-- STATED PROBLEM --
Output the data exactly, with every line intact.

-- Entries taken from a collection --

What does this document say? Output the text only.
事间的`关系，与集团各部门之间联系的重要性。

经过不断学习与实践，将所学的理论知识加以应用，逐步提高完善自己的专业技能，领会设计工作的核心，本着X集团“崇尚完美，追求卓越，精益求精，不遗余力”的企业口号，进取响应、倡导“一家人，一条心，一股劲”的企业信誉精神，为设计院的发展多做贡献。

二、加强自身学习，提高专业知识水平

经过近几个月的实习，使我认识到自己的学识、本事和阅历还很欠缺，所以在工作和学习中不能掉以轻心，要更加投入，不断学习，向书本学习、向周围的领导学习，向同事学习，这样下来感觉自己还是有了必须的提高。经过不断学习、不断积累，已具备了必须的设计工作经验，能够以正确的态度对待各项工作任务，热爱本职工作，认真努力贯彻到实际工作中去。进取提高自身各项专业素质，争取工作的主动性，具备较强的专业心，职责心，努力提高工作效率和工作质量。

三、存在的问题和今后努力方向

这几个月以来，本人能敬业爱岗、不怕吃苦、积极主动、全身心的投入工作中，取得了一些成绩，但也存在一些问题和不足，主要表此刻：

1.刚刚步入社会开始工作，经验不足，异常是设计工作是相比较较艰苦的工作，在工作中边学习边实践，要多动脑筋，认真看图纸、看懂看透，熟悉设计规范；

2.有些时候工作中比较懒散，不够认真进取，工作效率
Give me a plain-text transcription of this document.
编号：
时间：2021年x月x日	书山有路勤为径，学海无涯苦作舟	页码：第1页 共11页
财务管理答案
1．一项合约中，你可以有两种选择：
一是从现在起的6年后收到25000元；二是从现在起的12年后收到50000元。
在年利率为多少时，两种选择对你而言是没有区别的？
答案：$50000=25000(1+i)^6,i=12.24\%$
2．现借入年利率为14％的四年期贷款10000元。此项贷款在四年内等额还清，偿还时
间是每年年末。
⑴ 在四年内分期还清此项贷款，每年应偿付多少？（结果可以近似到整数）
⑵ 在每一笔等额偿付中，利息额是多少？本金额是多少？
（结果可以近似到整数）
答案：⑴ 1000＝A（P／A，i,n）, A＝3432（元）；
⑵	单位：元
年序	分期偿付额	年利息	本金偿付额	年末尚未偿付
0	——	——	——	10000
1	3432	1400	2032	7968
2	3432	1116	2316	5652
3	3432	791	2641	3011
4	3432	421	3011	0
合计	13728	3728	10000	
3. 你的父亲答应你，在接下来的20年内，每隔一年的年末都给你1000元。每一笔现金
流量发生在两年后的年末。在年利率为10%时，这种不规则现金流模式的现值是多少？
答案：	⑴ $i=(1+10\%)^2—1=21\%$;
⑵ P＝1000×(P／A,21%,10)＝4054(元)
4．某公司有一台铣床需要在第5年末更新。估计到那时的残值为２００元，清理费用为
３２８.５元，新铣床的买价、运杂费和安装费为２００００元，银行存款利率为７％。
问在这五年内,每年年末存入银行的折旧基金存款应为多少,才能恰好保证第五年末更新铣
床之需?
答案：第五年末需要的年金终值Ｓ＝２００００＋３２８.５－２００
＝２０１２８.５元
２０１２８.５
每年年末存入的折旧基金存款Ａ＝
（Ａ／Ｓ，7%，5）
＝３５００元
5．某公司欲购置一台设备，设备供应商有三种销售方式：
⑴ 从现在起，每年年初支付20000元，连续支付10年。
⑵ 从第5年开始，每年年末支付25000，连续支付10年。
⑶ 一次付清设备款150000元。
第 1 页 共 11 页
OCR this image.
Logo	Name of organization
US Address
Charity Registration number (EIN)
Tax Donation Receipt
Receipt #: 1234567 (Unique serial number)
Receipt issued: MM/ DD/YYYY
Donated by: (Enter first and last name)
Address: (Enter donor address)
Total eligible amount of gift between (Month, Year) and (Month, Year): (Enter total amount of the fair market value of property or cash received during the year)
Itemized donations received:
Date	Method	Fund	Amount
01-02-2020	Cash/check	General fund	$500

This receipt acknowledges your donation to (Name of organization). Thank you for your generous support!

-- EXERCISE RESPONSE --
What does this document say? Output the text only.
事间的`关系，与集团各部门之间联系的重要性。

经过不断学习与实践，将所学的理论知识加以应用，逐步提高完善自己的专业技能，领会设计工作的核心，本着X集团“崇尚完美，追求卓越，精益求精，不遗余力”的企业口号，进取响应、倡导“一家人，一条心，一股劲”的企业信誉精神，为设计院的发展多做贡献。

二、加强自身学习，提高专业知识水平

经过近几个月的实习，使我认识到自己的学识、本事和阅历还很欠缺，所以在工作和学习中不能掉以轻心，要更加投入，不断学习，向书本学习、向周围的领导学习，向同事学习，这样下来感觉自己还是有了必须的提高。经过不断学习、不断积累，已具备了必须的设计工作经验，能够以正确的态度对待各项工作任务，热爱本职工作，认真努力贯彻到实际工作中去。进取提高自身各项专业素质，争取工作的主动性，具备较强的专业心，职责心，努力提高工作效率和工作质量。

三、存在的问题和今后努力方向

这几个月以来，本人能敬业爱岗、不怕吃苦、积极主动、全身心的投入工作中，取得了一些成绩，但也存在一些问题和不足，主要表此刻：

1.刚刚步入社会开始工作，经验不足，异常是设计工作是相比较较艰苦的工作，在工作中边学习边实践，要多动脑筋，认真看图纸、看懂看透，熟悉设计规范；

2.有些时候工作中比较懒散，不够认真进取，工作效率
Give me a plain-text transcription of this document.
编号：
时间：2021年x月x日	书山有路勤为径，学海无涯苦作舟	页码：第1页 共11页
财务管理答案
1．一项合约中，你可以有两种选择：
一是从现在起的6年后收到25000元；二是从现在起的12年后收到50000元。
在年利率为多少时，两种选择对你而言是没有区别的？
答案：$50000=25000(1+i)^6,i=12.24\%$
2．现借入年利率为14％的四年期贷款10000元。此项贷款在四年内等额还清，偿还时
间是每年年末。
⑴ 在四年内分期还清此项贷款，每年应偿付多少？（结果可以近似到整数）
⑵ 在每一笔等额偿付中，利息额是多少？本金额是多少？
（结果可以近似到整数）
答案：⑴ 1000＝A（P／A，i,n）, A＝3432（元）；
⑵	单位：元
年序	分期偿付额	年利息	本金偿付额	年末尚未偿付
0	——	——	——	10000
1	3432	1400	2032	7968
2	3432	1116	2316	5652
3	3432	791	2641	3011
4	3432	421	3011	0
合计	13728	3728	10000	
3. 你的父亲答应你，在接下来的20年内，每隔一年的年末都给你1000元。每一笔现金
流量发生在两年后的年末。在年利率为10%时，这种不规则现金流模式的现值是多少？
答案：	⑴ $i=(1+10\%)^2—1=21\%$;
⑵ P＝1000×(P／A,21%,10)＝4054(元)
4．某公司有一台铣床需要在第5年末更新。估计到那时的残值为２００元，清理费用为
３２８.５元，新铣床的买价、运杂费和安装费为２００００元，银行存款利率为７％。
问在这五年内,每年年末存入银行的折旧基金存款应为多少,才能恰好保证第五年末更新铣
床之需?
答案：第五年末需要的年金终值Ｓ＝２００００＋３２８.５－２００
＝２０１２８.５元
２０１２８.５
每年年末存入的折旧基金存款Ａ＝
（Ａ／Ｓ，7%，5）
＝３５００元
5．某公司欲购置一台设备，设备供应商有三种销售方式：
⑴ 从现在起，每年年初支付20000元，连续支付10年。
⑵ 从第5年开始，每年年末支付25000，连续支付10年。
⑶ 一次付清设备款150000元。
第 1 页 共 11 页
OCR this image.
Logo	Name of organization
US Address
Charity Registration number (EIN)
Tax Donation Receipt
Receipt #: 1234567 (Unique serial number)
Receipt issued: MM/ DD/YYYY
Donated by: (Enter first and last name)
Address: (Enter donor address)
Total eligible amount of gift between (Month, Year) and (Month, Year): (Enter total amount of the fair market value of property or cash received during the year)
Itemized donations received:
Date	Method	Fund	Amount
01-02-2020	Cash/check	General fund	$500

This receipt acknowledges your donation to (Name of organization). Thank you for your generous support!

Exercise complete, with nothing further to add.